→ **Your objective**
Copy out all the lines in the records that include the word "permite".

→ **Given information**
..........

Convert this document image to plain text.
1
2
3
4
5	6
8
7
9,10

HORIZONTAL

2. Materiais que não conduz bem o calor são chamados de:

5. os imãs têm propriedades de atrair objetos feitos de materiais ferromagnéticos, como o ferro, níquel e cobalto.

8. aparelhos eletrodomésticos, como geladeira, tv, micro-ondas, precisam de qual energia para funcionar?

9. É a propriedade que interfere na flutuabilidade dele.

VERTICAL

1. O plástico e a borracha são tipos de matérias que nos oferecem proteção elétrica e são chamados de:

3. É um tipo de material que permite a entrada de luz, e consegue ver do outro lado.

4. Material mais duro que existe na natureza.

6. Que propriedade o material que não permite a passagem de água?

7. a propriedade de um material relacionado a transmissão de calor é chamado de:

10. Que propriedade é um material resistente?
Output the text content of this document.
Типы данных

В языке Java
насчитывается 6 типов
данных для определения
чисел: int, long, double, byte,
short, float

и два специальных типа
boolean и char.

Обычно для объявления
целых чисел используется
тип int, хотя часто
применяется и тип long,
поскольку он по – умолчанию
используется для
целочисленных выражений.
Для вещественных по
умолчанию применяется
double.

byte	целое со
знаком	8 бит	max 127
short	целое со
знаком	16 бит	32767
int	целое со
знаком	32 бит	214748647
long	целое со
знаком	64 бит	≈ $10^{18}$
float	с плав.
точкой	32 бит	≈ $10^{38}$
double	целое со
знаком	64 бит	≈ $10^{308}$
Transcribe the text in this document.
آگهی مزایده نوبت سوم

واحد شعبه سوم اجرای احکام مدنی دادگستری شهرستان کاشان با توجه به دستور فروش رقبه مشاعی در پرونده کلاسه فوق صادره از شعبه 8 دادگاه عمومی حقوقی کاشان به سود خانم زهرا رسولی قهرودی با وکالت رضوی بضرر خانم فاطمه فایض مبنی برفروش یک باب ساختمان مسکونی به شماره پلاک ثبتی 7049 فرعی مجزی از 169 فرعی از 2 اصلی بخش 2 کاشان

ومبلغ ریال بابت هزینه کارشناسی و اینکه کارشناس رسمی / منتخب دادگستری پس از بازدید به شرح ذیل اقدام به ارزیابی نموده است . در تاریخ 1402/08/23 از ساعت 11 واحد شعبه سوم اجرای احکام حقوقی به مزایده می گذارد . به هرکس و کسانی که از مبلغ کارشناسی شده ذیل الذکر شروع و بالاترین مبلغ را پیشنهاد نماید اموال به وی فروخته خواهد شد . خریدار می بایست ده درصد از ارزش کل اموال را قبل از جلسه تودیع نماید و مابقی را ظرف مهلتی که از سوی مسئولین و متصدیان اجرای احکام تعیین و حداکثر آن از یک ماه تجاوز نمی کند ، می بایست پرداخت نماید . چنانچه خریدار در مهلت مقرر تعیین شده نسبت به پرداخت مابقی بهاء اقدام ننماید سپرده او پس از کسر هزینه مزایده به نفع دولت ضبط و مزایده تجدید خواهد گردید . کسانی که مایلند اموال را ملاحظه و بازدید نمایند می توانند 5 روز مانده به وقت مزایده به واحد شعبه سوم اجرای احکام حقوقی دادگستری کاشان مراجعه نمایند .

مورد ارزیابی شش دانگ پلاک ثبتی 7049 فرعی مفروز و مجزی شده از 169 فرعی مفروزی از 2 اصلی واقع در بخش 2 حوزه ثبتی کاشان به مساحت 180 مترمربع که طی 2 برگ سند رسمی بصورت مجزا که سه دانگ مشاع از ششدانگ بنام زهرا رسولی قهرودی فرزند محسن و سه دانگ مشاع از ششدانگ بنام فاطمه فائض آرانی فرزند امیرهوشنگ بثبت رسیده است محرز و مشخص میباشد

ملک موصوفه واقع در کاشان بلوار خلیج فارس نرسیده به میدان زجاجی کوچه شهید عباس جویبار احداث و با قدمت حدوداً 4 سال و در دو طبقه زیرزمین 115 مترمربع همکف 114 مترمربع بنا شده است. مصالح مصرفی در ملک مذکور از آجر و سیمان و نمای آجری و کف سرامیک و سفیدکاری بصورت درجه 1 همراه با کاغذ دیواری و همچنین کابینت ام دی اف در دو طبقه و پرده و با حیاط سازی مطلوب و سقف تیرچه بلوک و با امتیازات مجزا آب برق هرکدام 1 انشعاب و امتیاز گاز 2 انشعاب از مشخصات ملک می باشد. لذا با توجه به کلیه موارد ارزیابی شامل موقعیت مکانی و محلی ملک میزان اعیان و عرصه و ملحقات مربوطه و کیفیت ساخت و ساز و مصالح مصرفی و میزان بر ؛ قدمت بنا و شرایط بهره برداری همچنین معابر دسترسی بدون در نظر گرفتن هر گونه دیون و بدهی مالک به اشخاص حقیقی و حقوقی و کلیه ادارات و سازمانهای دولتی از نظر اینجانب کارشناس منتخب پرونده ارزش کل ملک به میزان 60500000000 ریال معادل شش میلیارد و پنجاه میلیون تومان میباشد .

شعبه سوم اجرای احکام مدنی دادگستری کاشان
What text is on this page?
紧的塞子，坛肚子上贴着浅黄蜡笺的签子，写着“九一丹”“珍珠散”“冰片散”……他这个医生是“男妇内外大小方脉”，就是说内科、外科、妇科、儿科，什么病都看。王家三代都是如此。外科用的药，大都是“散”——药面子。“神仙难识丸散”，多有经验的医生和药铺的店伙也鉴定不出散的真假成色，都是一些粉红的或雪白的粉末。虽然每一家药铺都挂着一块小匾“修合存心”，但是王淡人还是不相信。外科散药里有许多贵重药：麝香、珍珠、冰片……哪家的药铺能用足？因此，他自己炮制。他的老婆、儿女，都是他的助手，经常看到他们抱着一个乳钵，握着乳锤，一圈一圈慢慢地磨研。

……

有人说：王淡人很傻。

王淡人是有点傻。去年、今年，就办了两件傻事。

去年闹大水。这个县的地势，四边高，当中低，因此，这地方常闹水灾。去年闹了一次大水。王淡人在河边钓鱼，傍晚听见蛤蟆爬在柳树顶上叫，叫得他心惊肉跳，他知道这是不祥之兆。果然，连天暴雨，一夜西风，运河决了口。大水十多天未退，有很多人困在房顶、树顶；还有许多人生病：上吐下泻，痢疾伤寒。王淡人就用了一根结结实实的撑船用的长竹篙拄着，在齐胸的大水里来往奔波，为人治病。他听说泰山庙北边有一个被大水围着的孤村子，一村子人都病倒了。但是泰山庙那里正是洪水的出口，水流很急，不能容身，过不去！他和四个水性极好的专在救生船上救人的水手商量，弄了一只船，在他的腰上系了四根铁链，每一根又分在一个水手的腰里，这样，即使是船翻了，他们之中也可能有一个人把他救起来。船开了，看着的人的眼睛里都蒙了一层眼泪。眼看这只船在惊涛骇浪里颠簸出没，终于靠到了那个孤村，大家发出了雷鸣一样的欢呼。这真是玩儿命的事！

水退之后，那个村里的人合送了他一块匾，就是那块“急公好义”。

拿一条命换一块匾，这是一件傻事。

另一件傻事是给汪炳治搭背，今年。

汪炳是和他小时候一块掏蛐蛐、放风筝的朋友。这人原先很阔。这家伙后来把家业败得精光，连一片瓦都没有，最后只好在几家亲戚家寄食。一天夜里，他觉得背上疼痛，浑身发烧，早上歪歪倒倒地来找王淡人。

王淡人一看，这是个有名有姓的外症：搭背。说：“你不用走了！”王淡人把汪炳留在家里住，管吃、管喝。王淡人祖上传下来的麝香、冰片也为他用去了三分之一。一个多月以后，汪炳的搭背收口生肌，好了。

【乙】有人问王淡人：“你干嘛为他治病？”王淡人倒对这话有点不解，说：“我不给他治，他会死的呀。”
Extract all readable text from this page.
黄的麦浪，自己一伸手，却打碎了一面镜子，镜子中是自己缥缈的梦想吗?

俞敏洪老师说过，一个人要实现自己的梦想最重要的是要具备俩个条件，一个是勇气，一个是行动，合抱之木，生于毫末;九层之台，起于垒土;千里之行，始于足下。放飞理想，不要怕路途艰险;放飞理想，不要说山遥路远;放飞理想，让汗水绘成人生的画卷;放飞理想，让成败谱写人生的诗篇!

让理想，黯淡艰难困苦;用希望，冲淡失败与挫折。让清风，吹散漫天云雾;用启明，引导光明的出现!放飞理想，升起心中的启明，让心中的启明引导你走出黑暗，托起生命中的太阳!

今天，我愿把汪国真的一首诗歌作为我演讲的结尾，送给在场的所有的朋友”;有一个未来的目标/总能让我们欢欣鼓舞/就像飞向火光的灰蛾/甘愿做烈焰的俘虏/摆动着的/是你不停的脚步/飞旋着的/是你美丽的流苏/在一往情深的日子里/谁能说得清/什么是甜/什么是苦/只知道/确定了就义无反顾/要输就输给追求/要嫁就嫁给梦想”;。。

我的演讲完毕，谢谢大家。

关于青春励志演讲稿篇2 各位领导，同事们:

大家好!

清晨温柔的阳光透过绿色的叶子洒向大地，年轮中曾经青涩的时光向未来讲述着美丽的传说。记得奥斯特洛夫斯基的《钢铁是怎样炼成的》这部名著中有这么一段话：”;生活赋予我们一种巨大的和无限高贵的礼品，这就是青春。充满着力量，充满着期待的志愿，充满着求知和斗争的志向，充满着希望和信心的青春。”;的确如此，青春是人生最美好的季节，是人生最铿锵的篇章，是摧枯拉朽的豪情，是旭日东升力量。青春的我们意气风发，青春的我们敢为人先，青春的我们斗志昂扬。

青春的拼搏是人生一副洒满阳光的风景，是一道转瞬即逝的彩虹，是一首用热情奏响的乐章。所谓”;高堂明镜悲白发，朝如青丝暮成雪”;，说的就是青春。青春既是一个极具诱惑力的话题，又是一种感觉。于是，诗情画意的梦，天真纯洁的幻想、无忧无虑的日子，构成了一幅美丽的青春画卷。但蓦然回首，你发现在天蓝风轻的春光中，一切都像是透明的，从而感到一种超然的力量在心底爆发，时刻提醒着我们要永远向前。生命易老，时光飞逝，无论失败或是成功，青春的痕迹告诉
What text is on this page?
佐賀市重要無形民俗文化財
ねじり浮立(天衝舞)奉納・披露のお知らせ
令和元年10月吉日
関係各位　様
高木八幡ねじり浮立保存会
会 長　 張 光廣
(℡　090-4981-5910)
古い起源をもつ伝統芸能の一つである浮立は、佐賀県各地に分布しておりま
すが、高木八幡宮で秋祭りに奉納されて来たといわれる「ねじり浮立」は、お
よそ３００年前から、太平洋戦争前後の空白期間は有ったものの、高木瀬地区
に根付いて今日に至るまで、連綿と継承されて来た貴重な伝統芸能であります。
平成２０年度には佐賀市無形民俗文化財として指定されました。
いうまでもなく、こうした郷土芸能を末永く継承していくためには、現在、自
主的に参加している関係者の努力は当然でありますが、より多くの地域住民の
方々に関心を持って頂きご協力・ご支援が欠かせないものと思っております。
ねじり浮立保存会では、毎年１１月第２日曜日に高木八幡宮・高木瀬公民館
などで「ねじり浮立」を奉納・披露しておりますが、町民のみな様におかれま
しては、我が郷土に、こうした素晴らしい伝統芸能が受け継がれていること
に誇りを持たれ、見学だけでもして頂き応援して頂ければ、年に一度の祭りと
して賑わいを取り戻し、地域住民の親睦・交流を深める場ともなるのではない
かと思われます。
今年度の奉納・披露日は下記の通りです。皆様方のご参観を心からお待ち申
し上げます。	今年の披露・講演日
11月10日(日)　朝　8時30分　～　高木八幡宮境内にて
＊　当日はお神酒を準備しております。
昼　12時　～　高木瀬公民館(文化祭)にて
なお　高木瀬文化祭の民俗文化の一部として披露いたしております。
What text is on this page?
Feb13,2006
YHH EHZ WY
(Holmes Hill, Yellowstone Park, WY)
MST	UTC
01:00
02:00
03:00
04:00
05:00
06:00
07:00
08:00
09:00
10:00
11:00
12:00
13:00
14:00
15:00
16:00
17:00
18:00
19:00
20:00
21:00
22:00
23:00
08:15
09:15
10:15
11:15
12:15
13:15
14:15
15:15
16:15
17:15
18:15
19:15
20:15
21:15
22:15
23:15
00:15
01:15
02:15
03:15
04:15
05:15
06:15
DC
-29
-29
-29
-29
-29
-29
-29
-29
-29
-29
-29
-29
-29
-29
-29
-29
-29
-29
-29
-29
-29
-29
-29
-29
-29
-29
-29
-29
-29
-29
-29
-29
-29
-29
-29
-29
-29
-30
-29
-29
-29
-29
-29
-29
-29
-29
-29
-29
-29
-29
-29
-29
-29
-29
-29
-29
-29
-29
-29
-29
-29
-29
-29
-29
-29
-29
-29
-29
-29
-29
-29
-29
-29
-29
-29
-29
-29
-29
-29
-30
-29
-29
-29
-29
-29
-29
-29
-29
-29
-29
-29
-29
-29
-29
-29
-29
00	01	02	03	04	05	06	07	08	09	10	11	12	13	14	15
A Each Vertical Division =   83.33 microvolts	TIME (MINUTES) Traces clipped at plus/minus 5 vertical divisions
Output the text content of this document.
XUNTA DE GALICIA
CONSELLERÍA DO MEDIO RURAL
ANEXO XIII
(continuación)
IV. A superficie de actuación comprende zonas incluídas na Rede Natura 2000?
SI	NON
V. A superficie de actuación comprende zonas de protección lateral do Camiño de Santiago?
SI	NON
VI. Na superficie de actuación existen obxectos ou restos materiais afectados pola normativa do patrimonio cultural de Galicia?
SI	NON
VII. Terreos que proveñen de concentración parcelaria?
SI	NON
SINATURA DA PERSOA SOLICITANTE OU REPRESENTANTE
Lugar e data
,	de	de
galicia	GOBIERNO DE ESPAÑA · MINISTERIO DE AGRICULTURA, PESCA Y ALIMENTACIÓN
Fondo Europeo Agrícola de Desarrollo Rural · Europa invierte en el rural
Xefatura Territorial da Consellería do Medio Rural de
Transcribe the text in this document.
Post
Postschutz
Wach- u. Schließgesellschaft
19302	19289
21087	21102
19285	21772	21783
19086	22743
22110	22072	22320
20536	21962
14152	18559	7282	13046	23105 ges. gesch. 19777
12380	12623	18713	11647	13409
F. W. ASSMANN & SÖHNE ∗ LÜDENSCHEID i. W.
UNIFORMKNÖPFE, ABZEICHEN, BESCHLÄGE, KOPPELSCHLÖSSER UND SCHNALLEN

..........

→ **Written answer**
3. É um tipo de material que permite a entrada de luz, e consegue ver do outro lado.
6. Que propriedade o material que não permite a passagem de água?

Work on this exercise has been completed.